# WHAT IS ASKED
Every line that holds the string "proportions" is to be identified and copied.

::::

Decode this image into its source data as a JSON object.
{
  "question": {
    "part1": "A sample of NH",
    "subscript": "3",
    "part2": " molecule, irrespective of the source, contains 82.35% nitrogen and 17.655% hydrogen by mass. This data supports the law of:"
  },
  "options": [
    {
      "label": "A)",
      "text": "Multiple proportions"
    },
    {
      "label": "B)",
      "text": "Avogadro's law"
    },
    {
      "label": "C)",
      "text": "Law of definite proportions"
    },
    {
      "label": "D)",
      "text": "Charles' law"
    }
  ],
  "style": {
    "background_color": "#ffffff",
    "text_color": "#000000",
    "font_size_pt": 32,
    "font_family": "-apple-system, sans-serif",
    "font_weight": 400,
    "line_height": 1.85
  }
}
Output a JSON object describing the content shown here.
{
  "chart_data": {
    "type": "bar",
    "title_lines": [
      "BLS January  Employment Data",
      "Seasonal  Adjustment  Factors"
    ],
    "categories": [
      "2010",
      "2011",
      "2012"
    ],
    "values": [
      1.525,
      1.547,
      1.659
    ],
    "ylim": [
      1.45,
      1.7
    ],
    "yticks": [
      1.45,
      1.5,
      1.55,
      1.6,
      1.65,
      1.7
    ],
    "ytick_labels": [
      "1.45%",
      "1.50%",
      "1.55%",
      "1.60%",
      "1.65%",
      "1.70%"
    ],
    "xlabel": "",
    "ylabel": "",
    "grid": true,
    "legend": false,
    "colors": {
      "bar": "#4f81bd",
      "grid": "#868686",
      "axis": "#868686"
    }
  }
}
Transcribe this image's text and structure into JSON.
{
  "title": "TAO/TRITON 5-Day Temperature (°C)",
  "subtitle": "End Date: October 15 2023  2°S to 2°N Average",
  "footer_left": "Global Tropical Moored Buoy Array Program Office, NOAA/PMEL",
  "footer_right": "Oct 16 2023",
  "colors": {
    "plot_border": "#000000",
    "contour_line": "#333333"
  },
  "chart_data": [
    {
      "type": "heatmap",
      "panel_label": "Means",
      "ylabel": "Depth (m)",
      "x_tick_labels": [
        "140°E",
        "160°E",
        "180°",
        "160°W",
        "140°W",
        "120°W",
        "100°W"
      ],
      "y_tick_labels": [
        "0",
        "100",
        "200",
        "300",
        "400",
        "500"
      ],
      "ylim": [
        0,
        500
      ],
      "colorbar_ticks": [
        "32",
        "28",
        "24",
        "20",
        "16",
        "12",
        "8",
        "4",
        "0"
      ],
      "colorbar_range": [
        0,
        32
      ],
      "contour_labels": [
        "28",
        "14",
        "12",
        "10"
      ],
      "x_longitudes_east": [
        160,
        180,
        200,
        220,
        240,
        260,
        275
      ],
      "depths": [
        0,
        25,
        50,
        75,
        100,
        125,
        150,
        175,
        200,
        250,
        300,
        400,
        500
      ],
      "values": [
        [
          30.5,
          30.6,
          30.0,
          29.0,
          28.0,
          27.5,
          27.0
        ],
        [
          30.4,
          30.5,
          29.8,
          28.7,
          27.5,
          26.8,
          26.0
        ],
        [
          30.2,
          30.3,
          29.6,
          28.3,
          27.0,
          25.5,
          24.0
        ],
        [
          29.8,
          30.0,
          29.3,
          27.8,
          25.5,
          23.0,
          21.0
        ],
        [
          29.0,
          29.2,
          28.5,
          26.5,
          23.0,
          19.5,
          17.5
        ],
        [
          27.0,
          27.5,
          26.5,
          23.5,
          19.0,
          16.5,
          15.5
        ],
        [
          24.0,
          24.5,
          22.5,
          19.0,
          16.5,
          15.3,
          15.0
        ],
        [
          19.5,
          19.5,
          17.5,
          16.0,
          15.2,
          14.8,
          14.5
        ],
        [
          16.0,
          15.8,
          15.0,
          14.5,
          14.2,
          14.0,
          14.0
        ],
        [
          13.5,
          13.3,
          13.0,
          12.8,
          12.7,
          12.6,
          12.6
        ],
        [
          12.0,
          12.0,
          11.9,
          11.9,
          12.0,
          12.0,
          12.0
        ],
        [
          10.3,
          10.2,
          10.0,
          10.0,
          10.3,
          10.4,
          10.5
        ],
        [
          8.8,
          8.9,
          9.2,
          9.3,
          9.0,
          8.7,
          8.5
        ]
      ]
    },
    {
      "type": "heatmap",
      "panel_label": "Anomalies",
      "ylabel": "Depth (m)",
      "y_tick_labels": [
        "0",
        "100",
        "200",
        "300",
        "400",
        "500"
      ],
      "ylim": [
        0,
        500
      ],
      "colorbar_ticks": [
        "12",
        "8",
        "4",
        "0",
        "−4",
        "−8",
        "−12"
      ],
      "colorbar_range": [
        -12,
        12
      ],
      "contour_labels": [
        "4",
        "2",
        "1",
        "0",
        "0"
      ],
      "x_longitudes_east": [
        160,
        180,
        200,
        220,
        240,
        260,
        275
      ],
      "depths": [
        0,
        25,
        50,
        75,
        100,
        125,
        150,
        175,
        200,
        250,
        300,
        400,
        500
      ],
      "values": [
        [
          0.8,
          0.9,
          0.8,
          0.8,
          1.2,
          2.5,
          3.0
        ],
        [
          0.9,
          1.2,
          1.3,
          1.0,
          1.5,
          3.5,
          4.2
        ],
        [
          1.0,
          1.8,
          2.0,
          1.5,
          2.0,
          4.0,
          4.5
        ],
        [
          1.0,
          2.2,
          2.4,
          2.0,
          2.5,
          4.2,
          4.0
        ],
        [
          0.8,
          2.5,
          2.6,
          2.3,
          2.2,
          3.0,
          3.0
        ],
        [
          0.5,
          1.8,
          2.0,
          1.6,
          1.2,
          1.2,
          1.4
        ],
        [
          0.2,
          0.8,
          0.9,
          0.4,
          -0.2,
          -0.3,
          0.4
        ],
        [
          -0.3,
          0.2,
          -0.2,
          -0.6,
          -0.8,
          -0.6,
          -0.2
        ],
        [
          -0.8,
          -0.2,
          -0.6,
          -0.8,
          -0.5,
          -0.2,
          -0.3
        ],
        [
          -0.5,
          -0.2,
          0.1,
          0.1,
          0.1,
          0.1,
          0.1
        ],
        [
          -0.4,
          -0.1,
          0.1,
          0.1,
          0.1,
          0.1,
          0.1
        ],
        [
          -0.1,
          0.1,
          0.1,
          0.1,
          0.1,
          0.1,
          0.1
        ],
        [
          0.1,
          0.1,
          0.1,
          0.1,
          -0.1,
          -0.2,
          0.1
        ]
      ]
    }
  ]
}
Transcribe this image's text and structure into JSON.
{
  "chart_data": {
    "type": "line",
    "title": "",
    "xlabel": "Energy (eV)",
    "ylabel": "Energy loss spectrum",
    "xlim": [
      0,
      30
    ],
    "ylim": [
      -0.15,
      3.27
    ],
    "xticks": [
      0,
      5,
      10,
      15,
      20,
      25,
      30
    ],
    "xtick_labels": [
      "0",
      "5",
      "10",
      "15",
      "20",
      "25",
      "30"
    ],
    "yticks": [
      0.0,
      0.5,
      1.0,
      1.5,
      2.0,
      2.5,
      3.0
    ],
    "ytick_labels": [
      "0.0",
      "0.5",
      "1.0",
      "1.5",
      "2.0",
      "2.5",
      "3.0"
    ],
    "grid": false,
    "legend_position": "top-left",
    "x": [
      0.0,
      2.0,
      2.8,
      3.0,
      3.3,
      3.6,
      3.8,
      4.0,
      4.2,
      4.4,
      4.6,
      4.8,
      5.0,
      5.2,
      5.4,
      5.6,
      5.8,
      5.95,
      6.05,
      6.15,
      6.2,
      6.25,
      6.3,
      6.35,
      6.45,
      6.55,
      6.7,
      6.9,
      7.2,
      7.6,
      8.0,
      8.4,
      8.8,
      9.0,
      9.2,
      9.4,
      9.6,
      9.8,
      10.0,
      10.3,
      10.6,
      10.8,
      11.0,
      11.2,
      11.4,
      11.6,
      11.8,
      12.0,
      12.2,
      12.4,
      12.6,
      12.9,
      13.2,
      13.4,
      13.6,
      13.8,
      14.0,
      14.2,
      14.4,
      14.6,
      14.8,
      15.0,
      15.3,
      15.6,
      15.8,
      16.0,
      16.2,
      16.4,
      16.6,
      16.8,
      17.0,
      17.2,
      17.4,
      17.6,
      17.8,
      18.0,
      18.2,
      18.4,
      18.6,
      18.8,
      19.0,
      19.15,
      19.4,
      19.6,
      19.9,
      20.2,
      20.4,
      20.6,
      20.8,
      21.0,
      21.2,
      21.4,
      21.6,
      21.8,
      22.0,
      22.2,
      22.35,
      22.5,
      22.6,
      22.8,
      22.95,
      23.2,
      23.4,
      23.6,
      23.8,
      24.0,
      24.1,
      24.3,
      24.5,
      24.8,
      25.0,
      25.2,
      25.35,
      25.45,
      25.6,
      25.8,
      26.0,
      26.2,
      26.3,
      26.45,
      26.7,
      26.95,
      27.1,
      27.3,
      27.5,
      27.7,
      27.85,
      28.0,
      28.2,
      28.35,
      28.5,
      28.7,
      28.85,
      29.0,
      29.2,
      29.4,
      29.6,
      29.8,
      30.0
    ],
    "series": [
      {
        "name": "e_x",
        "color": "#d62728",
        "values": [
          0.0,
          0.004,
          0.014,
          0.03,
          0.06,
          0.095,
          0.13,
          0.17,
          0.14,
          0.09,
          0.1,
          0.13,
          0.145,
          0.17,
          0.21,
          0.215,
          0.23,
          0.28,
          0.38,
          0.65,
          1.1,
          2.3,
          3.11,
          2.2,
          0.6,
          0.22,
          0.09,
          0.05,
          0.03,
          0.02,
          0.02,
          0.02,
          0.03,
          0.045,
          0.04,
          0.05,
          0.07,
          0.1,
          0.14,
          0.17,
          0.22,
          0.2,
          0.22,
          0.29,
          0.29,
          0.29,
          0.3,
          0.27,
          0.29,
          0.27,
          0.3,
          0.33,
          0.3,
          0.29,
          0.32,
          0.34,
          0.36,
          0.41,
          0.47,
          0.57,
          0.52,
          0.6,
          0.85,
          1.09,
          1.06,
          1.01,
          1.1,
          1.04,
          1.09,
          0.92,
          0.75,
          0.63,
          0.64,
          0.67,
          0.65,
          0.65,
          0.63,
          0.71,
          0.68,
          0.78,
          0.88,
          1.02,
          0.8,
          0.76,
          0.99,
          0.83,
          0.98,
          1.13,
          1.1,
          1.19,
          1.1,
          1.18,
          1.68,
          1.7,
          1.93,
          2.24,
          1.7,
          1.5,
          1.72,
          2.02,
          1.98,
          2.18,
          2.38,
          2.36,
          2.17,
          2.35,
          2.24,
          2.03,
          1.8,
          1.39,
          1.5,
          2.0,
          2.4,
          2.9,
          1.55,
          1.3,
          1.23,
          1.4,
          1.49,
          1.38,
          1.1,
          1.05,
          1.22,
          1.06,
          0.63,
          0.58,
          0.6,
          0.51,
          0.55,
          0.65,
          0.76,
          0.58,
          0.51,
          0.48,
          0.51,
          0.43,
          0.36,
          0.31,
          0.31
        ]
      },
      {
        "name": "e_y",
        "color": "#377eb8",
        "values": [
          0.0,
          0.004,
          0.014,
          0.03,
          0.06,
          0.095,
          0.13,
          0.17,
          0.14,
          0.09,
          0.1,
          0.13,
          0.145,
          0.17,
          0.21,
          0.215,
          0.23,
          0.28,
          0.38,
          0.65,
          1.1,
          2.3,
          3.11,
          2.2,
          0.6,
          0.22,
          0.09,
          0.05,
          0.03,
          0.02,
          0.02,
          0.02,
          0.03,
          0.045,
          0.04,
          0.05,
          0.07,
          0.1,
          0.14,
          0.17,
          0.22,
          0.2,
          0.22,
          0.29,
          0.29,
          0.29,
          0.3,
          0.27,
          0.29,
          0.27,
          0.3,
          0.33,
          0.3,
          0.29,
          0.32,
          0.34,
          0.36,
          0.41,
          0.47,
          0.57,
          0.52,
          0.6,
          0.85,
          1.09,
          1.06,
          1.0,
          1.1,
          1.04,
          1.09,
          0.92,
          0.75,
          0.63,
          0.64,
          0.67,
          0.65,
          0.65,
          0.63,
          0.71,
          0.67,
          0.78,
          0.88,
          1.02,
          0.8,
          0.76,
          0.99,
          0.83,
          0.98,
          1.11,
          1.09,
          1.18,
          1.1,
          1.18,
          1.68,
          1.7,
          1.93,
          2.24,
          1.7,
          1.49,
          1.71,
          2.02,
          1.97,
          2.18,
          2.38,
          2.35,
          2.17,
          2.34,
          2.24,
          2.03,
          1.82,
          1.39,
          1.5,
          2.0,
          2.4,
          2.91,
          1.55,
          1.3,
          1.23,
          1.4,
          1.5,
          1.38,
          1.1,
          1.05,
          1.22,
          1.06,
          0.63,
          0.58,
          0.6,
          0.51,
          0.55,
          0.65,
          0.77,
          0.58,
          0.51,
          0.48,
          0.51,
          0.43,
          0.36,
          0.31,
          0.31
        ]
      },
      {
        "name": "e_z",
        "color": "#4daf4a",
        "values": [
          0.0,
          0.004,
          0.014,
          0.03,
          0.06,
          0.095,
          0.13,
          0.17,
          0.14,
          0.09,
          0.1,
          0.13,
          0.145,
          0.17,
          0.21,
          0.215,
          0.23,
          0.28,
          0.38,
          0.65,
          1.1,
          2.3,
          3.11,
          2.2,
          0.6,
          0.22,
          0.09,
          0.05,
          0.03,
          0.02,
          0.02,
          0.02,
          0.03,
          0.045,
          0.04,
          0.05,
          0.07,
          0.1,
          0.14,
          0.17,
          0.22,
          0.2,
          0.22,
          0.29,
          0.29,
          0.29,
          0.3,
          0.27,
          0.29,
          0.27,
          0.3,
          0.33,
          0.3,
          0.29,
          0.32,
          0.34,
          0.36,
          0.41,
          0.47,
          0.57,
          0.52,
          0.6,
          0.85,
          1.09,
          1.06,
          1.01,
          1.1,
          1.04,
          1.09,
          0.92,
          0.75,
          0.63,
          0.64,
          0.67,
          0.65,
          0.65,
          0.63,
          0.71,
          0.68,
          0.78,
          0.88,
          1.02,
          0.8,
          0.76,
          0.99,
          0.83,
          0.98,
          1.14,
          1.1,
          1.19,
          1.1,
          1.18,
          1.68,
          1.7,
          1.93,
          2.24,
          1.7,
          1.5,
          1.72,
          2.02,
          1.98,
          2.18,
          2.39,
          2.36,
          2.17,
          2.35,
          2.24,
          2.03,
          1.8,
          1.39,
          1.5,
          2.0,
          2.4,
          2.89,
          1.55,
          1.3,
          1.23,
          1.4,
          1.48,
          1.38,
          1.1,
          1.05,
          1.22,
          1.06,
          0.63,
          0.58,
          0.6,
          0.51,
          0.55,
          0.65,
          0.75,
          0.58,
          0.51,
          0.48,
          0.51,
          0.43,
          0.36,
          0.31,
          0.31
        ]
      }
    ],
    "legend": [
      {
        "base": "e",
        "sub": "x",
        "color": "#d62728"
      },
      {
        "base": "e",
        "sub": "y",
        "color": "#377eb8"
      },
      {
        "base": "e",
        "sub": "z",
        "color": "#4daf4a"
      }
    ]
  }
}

::::

# WRITTEN REPLY
      "text": "Multiple proportions"
      "text": "Law of definite proportions"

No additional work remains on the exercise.